Keep the pictures out of the copy and print all the entries below exactly.

[START Material for the task]

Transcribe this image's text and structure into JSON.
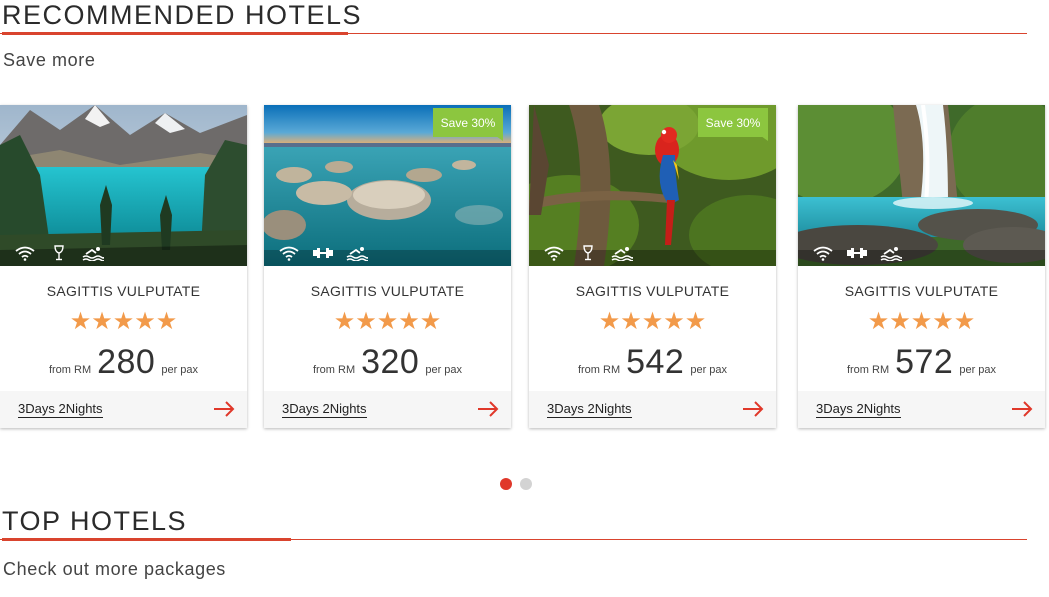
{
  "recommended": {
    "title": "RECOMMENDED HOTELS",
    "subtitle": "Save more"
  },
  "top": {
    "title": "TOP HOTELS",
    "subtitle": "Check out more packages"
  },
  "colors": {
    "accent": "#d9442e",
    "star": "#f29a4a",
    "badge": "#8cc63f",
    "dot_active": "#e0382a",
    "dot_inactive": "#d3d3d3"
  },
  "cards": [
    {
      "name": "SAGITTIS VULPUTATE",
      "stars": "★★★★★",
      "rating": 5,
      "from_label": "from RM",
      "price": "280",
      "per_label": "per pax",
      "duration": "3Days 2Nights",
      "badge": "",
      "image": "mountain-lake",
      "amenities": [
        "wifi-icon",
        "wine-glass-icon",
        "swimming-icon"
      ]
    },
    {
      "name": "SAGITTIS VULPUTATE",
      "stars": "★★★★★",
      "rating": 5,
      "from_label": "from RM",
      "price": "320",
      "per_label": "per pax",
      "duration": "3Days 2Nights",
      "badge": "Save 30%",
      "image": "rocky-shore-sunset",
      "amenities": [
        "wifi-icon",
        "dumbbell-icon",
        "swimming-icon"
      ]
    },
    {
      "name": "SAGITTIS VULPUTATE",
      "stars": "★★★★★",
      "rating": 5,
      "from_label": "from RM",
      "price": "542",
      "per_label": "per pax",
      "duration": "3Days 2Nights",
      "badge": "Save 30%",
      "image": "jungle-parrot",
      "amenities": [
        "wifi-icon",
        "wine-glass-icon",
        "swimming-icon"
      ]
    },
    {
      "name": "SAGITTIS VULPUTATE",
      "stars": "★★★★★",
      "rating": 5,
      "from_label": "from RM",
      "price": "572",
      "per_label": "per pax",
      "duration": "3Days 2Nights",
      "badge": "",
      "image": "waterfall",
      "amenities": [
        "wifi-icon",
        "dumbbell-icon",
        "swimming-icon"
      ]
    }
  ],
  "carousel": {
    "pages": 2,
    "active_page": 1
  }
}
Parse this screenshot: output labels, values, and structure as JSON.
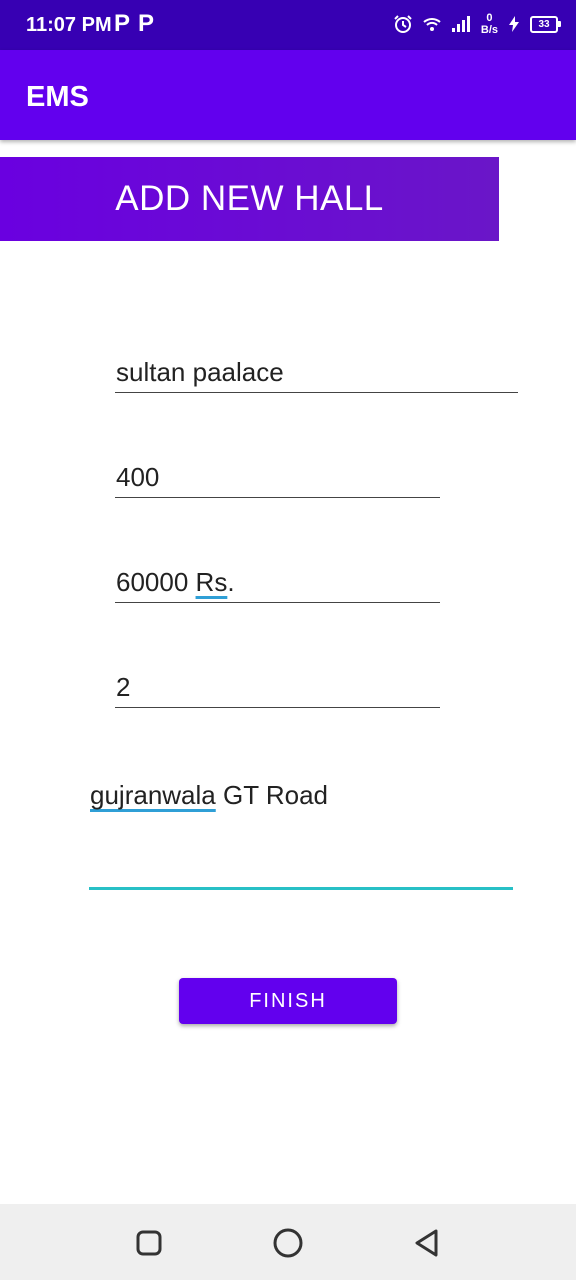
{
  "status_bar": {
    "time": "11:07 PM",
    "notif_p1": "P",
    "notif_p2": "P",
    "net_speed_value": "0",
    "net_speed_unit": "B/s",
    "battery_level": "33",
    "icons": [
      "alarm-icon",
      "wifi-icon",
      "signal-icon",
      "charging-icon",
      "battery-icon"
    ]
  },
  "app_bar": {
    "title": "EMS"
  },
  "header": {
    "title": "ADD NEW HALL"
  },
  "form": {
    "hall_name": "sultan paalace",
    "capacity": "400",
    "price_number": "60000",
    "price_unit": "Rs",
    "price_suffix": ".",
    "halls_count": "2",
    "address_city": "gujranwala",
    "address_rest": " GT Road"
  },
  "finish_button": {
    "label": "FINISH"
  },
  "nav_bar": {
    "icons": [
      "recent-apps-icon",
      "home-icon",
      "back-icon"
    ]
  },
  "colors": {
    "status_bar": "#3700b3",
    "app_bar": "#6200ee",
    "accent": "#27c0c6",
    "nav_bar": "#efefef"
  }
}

[END Material for the task]

Task response |
Transcribe this image's text and structure into JSON.
{
  "recommended": {
    "title": "RECOMMENDED HOTELS",
    "subtitle": "Save more"
  },
  "top": {
    "title": "TOP HOTELS",
    "subtitle": "Check out more packages"
  },
  "colors": {
    "accent": "#d9442e",
    "star": "#f29a4a",
    "badge": "#8cc63f",
    "dot_active": "#e0382a",
    "dot_inactive": "#d3d3d3"
  },
  "cards": [
    {
      "name": "SAGITTIS VULPUTATE",
      "stars": "★★★★★",
      "rating": 5,
      "from_label": "from RM",
      "price": "280",
      "per_label": "per pax",
      "duration": "3Days 2Nights",
      "badge": "",
      "image": "mountain-lake",
      "amenities": [
        "wifi-icon",
        "wine-glass-icon",
        "swimming-icon"
      ]
    },
    {
      "name": "SAGITTIS VULPUTATE",
      "stars": "★★★★★",
      "rating": 5,
      "from_label": "from RM",
      "price": "320",
      "per_label": "per pax",
      "duration": "3Days 2Nights",
      "badge": "Save 30%",
      "image": "rocky-shore-sunset",
      "amenities": [
        "wifi-icon",
        "dumbbell-icon",
        "swimming-icon"
      ]
    },
    {
      "name": "SAGITTIS VULPUTATE",
      "stars": "★★★★★",
      "rating": 5,
      "from_label": "from RM",
      "price": "542",
      "per_label": "per pax",
      "duration": "3Days 2Nights",
      "badge": "Save 30%",
      "image": "jungle-parrot",
      "amenities": [
        "wifi-icon",
        "wine-glass-icon",
        "swimming-icon"
      ]
    },
    {
      "name": "SAGITTIS VULPUTATE",
      "stars": "★★★★★",
      "rating": 5,
      "from_label": "from RM",
      "price": "572",
      "per_label": "per pax",
      "duration": "3Days 2Nights",
      "badge": "",
      "image": "waterfall",
      "amenities": [
        "wifi-icon",
        "dumbbell-icon",
        "swimming-icon"
      ]
    }
  ],
  "carousel": {
    "pages": 2,
    "active_page": 1
  }
}
Parse this screenshot: output labels, values, and structure as JSON.
{
  "status_bar": {
    "time": "11:07 PM",
    "notif_p1": "P",
    "notif_p2": "P",
    "net_speed_value": "0",
    "net_speed_unit": "B/s",
    "battery_level": "33",
    "icons": [
      "alarm-icon",
      "wifi-icon",
      "signal-icon",
      "charging-icon",
      "battery-icon"
    ]
  },
  "app_bar": {
    "title": "EMS"
  },
  "header": {
    "title": "ADD NEW HALL"
  },
  "form": {
    "hall_name": "sultan paalace",
    "capacity": "400",
    "price_number": "60000",
    "price_unit": "Rs",
    "price_suffix": ".",
    "halls_count": "2",
    "address_city": "gujranwala",
    "address_rest": " GT Road"
  },
  "finish_button": {
    "label": "FINISH"
  },
  "nav_bar": {
    "icons": [
      "recent-apps-icon",
      "home-icon",
      "back-icon"
    ]
  },
  "colors": {
    "status_bar": "#3700b3",
    "app_bar": "#6200ee",
    "accent": "#27c0c6",
    "nav_bar": "#efefef"
  }
}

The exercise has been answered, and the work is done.